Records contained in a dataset
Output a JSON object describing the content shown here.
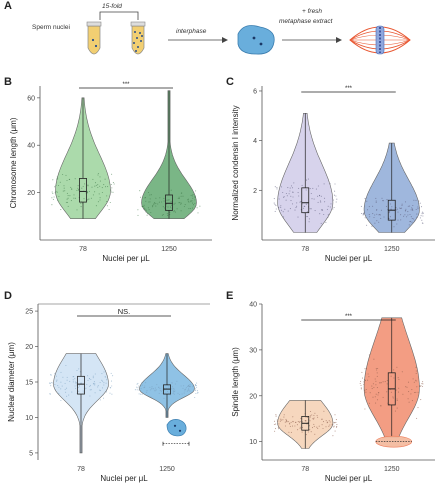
{
  "schematic": {
    "panel_label": "A",
    "sperm_label": "Sperm nuclei",
    "fold_label": "15-fold",
    "arrow1_label": "interphase",
    "arrow2_label_line1": "+ fresh",
    "arrow2_label_line2": "metaphase extract"
  },
  "colors": {
    "green": "#8fce8f",
    "green_dark": "#4e9e5e",
    "lavender": "#c9c4e6",
    "blue": "#7f9fd1",
    "lightblue": "#c6dcf2",
    "skyblue": "#69aedc",
    "peach": "#f3c9a8",
    "orange": "#ef7c5a",
    "spindle": "#e8552f"
  },
  "chart_data": [
    {
      "panel": "B",
      "type": "violin",
      "categories": [
        "78",
        "1250"
      ],
      "xlabel": "Nuclei per μL",
      "ylabel": "Chromosome length (μm)",
      "ylim": [
        0,
        65
      ],
      "yticks": [
        "20",
        "40",
        "60"
      ],
      "significance": "***",
      "series": [
        {
          "category": "78",
          "min": 9,
          "q1": 16,
          "median": 20.5,
          "q3": 26,
          "max": 60
        },
        {
          "category": "1250",
          "min": 9,
          "q1": 12.5,
          "median": 15.5,
          "q3": 19,
          "max": 63
        }
      ]
    },
    {
      "panel": "C",
      "type": "violin",
      "categories": [
        "78",
        "1250"
      ],
      "xlabel": "Nuclei per μL",
      "ylabel": "Normalized condensin I intensity",
      "ylim": [
        0,
        6.2
      ],
      "yticks": [
        "2",
        "4",
        "6"
      ],
      "significance": "***",
      "series": [
        {
          "category": "78",
          "min": 0.3,
          "q1": 1.1,
          "median": 1.5,
          "q3": 2.1,
          "max": 5.1
        },
        {
          "category": "1250",
          "min": 0.3,
          "q1": 0.8,
          "median": 1.2,
          "q3": 1.6,
          "max": 3.9
        }
      ]
    },
    {
      "panel": "D",
      "type": "violin",
      "categories": [
        "78",
        "1250"
      ],
      "xlabel": "Nuclei per μL",
      "ylabel": "Nuclear diameter (μm)",
      "ylim": [
        4,
        26
      ],
      "yticks": [
        "5",
        "10",
        "15",
        "20",
        "25"
      ],
      "significance": "NS.",
      "series": [
        {
          "category": "78",
          "min": 5,
          "q1": 13.3,
          "median": 14.7,
          "q3": 15.8,
          "max": 19
        },
        {
          "category": "1250",
          "min": 10,
          "q1": 13.3,
          "median": 14,
          "q3": 14.6,
          "max": 19
        }
      ]
    },
    {
      "panel": "E",
      "type": "violin",
      "categories": [
        "78",
        "1250"
      ],
      "xlabel": "Nuclei per μL",
      "ylabel": "Spindle length (μm)",
      "ylim": [
        6,
        40
      ],
      "yticks": [
        "10",
        "20",
        "30",
        "40"
      ],
      "significance": "***",
      "series": [
        {
          "category": "78",
          "min": 8.5,
          "q1": 12.5,
          "median": 14,
          "q3": 15.5,
          "max": 19
        },
        {
          "category": "1250",
          "min": 11,
          "q1": 18,
          "median": 21.5,
          "q3": 25,
          "max": 37
        }
      ]
    }
  ]
}
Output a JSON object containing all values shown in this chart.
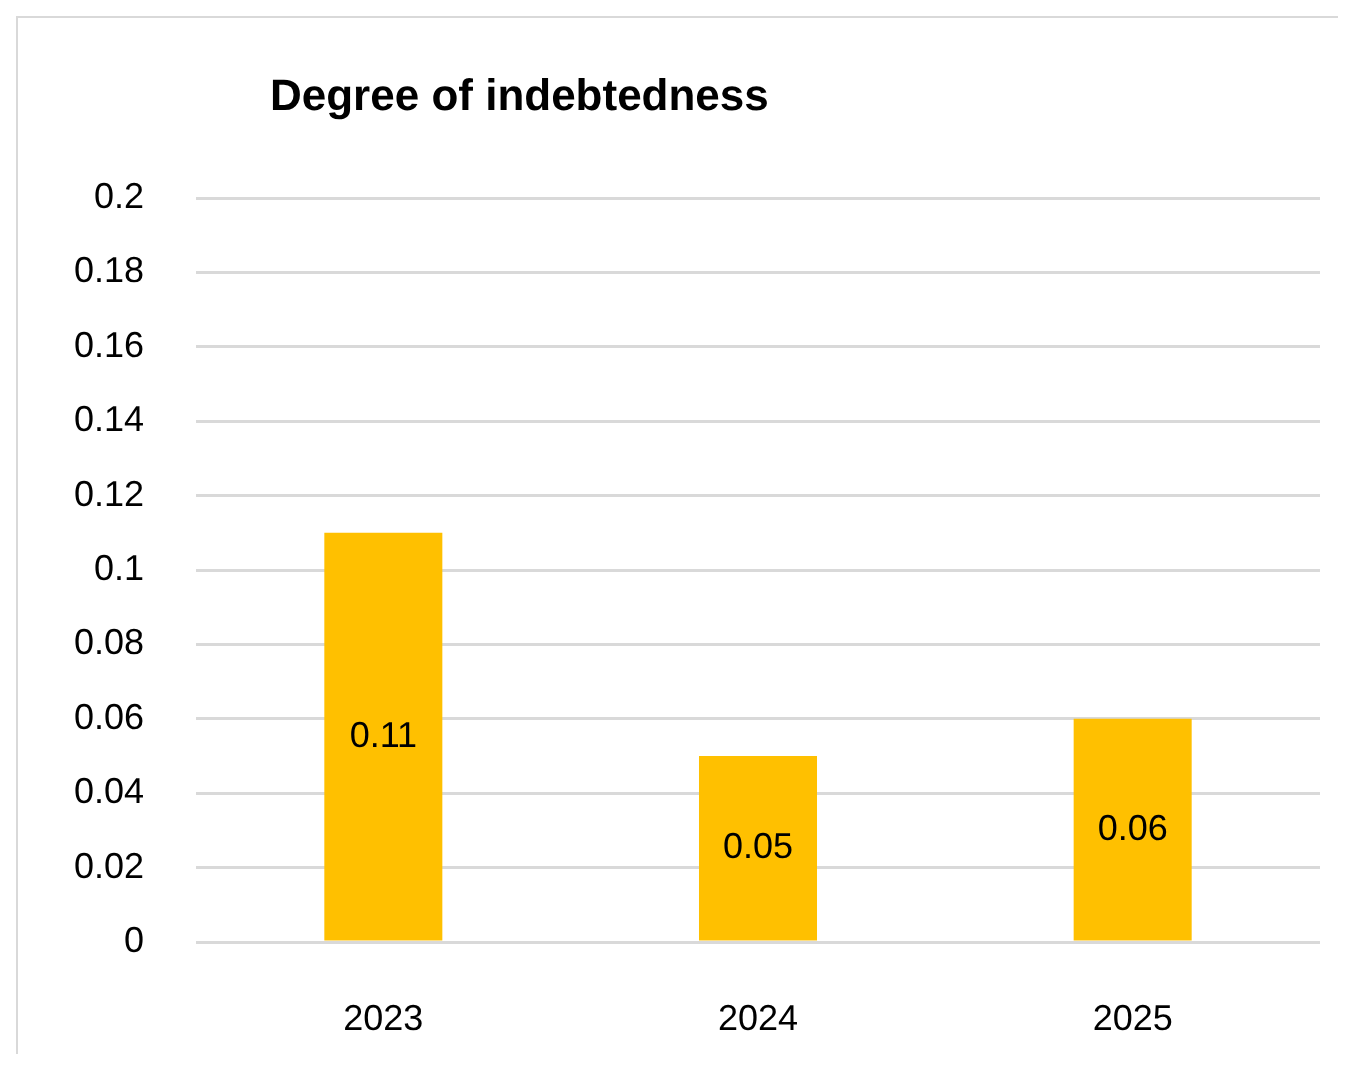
{
  "chart_data": {
    "type": "bar",
    "title": "Degree of indebtedness",
    "categories": [
      "2023",
      "2024",
      "2025"
    ],
    "values": [
      0.11,
      0.05,
      0.06
    ],
    "color": "#ffc000",
    "ylim": [
      0,
      0.2
    ],
    "yticks": [
      0,
      0.02,
      0.04,
      0.06,
      0.08,
      0.1,
      0.12,
      0.14,
      0.16,
      0.18,
      0.2
    ],
    "grid": "y",
    "data_labels": true
  }
}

#### What you need to do:
Quote the full listing above word for word; exclude every picture from the copy.

#### Finished exercise:
Output a JSON object describing the content shown here.
{
  "schematic": {
    "panel_label": "A",
    "sperm_label": "Sperm nuclei",
    "fold_label": "15-fold",
    "arrow1_label": "interphase",
    "arrow2_label_line1": "+ fresh",
    "arrow2_label_line2": "metaphase extract"
  },
  "colors": {
    "green": "#8fce8f",
    "green_dark": "#4e9e5e",
    "lavender": "#c9c4e6",
    "blue": "#7f9fd1",
    "lightblue": "#c6dcf2",
    "skyblue": "#69aedc",
    "peach": "#f3c9a8",
    "orange": "#ef7c5a",
    "spindle": "#e8552f"
  },
  "chart_data": [
    {
      "panel": "B",
      "type": "violin",
      "categories": [
        "78",
        "1250"
      ],
      "xlabel": "Nuclei per μL",
      "ylabel": "Chromosome length (μm)",
      "ylim": [
        0,
        65
      ],
      "yticks": [
        "20",
        "40",
        "60"
      ],
      "significance": "***",
      "series": [
        {
          "category": "78",
          "min": 9,
          "q1": 16,
          "median": 20.5,
          "q3": 26,
          "max": 60
        },
        {
          "category": "1250",
          "min": 9,
          "q1": 12.5,
          "median": 15.5,
          "q3": 19,
          "max": 63
        }
      ]
    },
    {
      "panel": "C",
      "type": "violin",
      "categories": [
        "78",
        "1250"
      ],
      "xlabel": "Nuclei per μL",
      "ylabel": "Normalized condensin I intensity",
      "ylim": [
        0,
        6.2
      ],
      "yticks": [
        "2",
        "4",
        "6"
      ],
      "significance": "***",
      "series": [
        {
          "category": "78",
          "min": 0.3,
          "q1": 1.1,
          "median": 1.5,
          "q3": 2.1,
          "max": 5.1
        },
        {
          "category": "1250",
          "min": 0.3,
          "q1": 0.8,
          "median": 1.2,
          "q3": 1.6,
          "max": 3.9
        }
      ]
    },
    {
      "panel": "D",
      "type": "violin",
      "categories": [
        "78",
        "1250"
      ],
      "xlabel": "Nuclei per μL",
      "ylabel": "Nuclear diameter (μm)",
      "ylim": [
        4,
        26
      ],
      "yticks": [
        "5",
        "10",
        "15",
        "20",
        "25"
      ],
      "significance": "NS.",
      "series": [
        {
          "category": "78",
          "min": 5,
          "q1": 13.3,
          "median": 14.7,
          "q3": 15.8,
          "max": 19
        },
        {
          "category": "1250",
          "min": 10,
          "q1": 13.3,
          "median": 14,
          "q3": 14.6,
          "max": 19
        }
      ]
    },
    {
      "panel": "E",
      "type": "violin",
      "categories": [
        "78",
        "1250"
      ],
      "xlabel": "Nuclei per μL",
      "ylabel": "Spindle length (μm)",
      "ylim": [
        6,
        40
      ],
      "yticks": [
        "10",
        "20",
        "30",
        "40"
      ],
      "significance": "***",
      "series": [
        {
          "category": "78",
          "min": 8.5,
          "q1": 12.5,
          "median": 14,
          "q3": 15.5,
          "max": 19
        },
        {
          "category": "1250",
          "min": 11,
          "q1": 18,
          "median": 21.5,
          "q3": 25,
          "max": 37
        }
      ]
    }
  ]
}
Output a JSON object containing all values shown in this chart.
{
  "chart_data": {
    "type": "bar",
    "title": "Degree of indebtedness",
    "categories": [
      "2023",
      "2024",
      "2025"
    ],
    "values": [
      0.11,
      0.05,
      0.06
    ],
    "color": "#ffc000",
    "ylim": [
      0,
      0.2
    ],
    "yticks": [
      0,
      0.02,
      0.04,
      0.06,
      0.08,
      0.1,
      0.12,
      0.14,
      0.16,
      0.18,
      0.2
    ],
    "grid": "y",
    "data_labels": true
  }
}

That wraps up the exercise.